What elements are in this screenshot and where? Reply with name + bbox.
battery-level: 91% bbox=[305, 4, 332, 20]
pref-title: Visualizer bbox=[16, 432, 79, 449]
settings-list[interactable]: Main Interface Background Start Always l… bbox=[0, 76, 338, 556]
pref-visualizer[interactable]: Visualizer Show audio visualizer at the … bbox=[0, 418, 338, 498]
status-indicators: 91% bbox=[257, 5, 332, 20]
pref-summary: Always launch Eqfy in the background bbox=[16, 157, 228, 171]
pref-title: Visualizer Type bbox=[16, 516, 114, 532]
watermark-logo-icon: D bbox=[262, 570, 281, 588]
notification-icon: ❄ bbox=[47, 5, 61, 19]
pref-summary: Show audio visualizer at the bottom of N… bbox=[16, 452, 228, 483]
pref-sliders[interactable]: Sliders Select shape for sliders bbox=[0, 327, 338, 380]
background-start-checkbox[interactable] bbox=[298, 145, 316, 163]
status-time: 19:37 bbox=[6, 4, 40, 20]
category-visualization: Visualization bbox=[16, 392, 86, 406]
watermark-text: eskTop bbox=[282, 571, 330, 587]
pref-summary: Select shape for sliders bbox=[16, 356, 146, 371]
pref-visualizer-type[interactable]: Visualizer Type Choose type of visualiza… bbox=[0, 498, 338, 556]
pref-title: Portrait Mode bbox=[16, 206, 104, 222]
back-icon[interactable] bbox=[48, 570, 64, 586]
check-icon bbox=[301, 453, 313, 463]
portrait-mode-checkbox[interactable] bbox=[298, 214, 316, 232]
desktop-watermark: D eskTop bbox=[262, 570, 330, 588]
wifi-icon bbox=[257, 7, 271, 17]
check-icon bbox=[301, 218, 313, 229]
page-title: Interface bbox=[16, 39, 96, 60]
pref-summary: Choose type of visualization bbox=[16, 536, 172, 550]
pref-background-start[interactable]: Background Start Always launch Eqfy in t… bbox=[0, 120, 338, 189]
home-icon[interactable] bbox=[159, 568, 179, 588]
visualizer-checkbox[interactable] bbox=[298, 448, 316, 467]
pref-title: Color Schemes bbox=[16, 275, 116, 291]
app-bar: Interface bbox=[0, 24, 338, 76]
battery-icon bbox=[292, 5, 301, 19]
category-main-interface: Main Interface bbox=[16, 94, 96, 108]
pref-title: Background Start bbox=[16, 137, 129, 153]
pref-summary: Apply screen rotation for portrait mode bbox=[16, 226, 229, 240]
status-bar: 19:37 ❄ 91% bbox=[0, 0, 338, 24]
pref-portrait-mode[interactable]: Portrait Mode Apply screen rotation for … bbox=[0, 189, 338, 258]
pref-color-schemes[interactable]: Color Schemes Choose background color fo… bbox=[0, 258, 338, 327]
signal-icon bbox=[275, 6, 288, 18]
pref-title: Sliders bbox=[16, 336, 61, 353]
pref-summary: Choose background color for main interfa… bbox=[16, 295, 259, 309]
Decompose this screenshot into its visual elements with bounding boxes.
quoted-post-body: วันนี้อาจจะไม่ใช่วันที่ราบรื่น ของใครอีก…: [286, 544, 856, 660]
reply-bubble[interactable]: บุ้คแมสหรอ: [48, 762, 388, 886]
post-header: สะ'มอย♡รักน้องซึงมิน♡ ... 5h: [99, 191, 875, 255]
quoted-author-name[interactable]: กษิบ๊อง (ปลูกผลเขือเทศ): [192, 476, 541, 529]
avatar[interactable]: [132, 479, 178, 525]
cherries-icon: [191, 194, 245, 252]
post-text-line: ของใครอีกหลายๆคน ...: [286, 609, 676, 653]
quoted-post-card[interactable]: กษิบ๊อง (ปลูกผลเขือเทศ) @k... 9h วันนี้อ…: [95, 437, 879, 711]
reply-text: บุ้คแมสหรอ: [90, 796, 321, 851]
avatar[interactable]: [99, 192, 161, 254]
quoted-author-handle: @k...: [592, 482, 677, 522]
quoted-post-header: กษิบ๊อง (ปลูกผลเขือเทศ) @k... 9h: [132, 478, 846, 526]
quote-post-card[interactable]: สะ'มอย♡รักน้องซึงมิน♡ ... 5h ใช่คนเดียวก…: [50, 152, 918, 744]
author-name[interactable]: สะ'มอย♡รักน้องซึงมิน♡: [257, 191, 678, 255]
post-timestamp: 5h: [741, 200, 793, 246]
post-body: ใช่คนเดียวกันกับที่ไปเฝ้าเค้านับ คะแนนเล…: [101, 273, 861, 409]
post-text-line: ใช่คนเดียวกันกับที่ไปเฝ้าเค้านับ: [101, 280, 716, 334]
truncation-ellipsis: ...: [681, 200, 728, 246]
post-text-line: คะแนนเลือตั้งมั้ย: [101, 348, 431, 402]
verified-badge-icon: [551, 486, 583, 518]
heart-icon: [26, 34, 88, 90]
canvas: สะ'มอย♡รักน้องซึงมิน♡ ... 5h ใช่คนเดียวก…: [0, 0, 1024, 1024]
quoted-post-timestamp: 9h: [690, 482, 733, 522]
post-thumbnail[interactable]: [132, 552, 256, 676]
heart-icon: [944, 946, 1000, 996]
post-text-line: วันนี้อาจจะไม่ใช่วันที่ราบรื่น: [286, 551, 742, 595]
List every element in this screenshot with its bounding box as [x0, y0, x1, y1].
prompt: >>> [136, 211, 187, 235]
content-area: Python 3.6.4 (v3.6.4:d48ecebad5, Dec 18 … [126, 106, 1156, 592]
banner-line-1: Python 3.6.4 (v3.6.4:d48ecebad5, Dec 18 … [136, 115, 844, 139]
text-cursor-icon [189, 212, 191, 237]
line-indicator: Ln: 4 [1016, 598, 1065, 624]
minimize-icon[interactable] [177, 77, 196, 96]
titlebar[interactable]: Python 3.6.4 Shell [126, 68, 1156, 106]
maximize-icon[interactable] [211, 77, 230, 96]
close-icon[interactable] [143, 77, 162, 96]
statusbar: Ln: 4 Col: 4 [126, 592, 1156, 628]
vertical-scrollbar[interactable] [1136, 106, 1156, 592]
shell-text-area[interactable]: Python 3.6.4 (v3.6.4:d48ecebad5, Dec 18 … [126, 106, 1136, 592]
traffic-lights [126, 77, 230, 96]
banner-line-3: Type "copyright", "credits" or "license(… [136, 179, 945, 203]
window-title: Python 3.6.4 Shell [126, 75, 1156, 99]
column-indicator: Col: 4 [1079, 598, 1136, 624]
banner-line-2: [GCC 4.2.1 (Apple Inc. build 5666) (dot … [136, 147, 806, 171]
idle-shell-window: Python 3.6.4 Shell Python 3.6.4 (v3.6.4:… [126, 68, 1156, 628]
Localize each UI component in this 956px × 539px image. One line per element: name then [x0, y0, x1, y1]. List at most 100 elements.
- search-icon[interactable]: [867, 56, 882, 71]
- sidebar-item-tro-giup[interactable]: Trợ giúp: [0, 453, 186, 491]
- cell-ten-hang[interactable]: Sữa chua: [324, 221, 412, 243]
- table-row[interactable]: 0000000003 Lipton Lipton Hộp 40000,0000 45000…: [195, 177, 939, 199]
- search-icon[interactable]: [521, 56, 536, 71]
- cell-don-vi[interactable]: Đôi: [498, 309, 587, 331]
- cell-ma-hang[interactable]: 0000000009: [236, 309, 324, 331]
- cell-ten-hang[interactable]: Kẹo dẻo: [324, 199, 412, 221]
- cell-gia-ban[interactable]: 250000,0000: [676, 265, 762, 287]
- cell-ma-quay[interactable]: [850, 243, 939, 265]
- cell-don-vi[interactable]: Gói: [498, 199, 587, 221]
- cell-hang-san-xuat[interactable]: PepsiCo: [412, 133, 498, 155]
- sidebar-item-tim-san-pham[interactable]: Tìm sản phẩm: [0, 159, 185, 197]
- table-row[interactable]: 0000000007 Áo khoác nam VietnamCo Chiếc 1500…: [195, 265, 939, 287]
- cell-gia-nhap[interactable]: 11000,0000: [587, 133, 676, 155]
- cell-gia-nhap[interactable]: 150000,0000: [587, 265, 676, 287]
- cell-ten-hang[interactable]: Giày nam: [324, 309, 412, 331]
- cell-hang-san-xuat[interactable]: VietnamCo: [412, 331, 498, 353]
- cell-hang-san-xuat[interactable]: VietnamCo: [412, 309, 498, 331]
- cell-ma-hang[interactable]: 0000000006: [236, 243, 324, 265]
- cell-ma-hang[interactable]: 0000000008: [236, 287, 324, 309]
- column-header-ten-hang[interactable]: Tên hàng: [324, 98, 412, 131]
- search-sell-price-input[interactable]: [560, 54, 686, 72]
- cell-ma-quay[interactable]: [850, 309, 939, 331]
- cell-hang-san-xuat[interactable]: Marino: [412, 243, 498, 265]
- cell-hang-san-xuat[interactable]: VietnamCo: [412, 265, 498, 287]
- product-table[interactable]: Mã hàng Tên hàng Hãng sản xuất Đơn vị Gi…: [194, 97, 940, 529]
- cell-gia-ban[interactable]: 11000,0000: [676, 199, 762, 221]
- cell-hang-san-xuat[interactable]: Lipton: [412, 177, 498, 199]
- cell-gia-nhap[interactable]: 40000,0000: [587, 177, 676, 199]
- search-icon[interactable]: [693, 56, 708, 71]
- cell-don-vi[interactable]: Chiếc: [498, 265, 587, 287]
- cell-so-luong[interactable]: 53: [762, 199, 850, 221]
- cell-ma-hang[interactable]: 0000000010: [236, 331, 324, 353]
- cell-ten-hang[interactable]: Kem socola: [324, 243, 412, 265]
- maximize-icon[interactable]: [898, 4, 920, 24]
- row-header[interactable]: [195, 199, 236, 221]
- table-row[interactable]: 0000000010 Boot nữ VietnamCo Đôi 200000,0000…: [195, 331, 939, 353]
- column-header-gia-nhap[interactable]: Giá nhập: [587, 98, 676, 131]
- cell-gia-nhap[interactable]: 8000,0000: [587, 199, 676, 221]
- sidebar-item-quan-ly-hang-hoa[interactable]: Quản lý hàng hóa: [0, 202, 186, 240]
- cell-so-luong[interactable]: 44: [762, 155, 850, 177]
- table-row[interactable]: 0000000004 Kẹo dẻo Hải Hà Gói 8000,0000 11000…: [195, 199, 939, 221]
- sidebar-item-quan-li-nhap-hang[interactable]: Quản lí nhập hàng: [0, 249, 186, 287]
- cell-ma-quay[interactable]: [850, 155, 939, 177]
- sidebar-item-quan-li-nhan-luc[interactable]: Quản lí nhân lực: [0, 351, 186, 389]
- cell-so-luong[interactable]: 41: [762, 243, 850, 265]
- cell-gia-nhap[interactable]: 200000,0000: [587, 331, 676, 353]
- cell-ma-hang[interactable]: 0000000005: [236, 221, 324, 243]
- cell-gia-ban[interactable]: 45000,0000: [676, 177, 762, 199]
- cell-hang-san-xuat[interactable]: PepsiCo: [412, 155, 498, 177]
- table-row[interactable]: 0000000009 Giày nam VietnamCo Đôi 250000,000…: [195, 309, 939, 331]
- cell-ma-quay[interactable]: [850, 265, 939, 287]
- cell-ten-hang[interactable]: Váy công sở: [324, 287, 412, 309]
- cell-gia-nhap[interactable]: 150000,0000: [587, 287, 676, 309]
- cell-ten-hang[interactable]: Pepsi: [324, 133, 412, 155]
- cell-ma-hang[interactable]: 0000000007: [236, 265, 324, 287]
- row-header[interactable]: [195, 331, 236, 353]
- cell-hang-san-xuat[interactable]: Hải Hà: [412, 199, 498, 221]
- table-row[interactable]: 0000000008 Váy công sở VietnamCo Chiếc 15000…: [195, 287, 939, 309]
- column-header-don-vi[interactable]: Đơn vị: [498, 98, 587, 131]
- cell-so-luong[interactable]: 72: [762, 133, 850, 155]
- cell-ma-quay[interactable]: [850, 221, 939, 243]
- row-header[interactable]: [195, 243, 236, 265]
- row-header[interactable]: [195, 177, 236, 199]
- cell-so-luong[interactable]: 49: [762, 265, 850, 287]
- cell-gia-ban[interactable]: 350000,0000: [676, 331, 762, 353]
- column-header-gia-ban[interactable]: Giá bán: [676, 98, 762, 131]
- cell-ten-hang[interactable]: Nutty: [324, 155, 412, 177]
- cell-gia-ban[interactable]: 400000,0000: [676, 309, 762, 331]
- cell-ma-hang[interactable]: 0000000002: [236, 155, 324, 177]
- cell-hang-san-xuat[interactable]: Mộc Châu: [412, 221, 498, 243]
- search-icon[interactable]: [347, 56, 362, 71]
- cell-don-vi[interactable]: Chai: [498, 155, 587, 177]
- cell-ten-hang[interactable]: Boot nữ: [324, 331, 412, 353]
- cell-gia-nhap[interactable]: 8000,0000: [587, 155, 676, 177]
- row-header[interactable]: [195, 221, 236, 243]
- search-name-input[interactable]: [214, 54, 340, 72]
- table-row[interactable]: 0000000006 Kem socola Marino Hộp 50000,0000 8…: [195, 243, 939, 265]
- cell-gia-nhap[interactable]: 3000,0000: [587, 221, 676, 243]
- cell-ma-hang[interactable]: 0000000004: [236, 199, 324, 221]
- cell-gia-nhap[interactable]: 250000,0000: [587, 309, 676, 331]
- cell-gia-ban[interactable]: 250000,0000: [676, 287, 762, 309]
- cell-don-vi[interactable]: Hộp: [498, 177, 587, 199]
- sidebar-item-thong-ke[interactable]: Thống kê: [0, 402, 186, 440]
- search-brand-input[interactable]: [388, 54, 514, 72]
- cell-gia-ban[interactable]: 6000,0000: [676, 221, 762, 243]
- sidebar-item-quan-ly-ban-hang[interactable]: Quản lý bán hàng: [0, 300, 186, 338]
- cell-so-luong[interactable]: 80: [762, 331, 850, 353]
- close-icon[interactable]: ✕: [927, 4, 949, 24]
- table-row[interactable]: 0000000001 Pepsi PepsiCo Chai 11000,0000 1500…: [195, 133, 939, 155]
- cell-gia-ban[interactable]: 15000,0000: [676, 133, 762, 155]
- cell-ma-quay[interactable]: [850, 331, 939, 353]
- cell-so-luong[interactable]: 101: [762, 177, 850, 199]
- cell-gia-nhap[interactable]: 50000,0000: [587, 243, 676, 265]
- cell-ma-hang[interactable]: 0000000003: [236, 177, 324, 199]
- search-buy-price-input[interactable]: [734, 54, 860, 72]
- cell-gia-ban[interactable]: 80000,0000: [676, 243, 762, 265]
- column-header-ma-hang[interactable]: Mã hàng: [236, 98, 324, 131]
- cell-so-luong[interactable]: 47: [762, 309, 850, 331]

....

WHAT TO DO
Rewrite the lines of the records above, from the start through the line containing "settings-list[interactable]: Main Interface", as a numbered list, leaving out blank lines.

EXERCISE SOLUTION
1. What elements are in this screenshot and where? Reply with name + bbox.
2. battery-level: 91% bbox=[305, 4, 332, 20]
3. pref-title: Visualizer bbox=[16, 432, 79, 449]
4. settings-list[interactable]: Main Interface Background Start Always l… bbox=[0, 76, 338, 556]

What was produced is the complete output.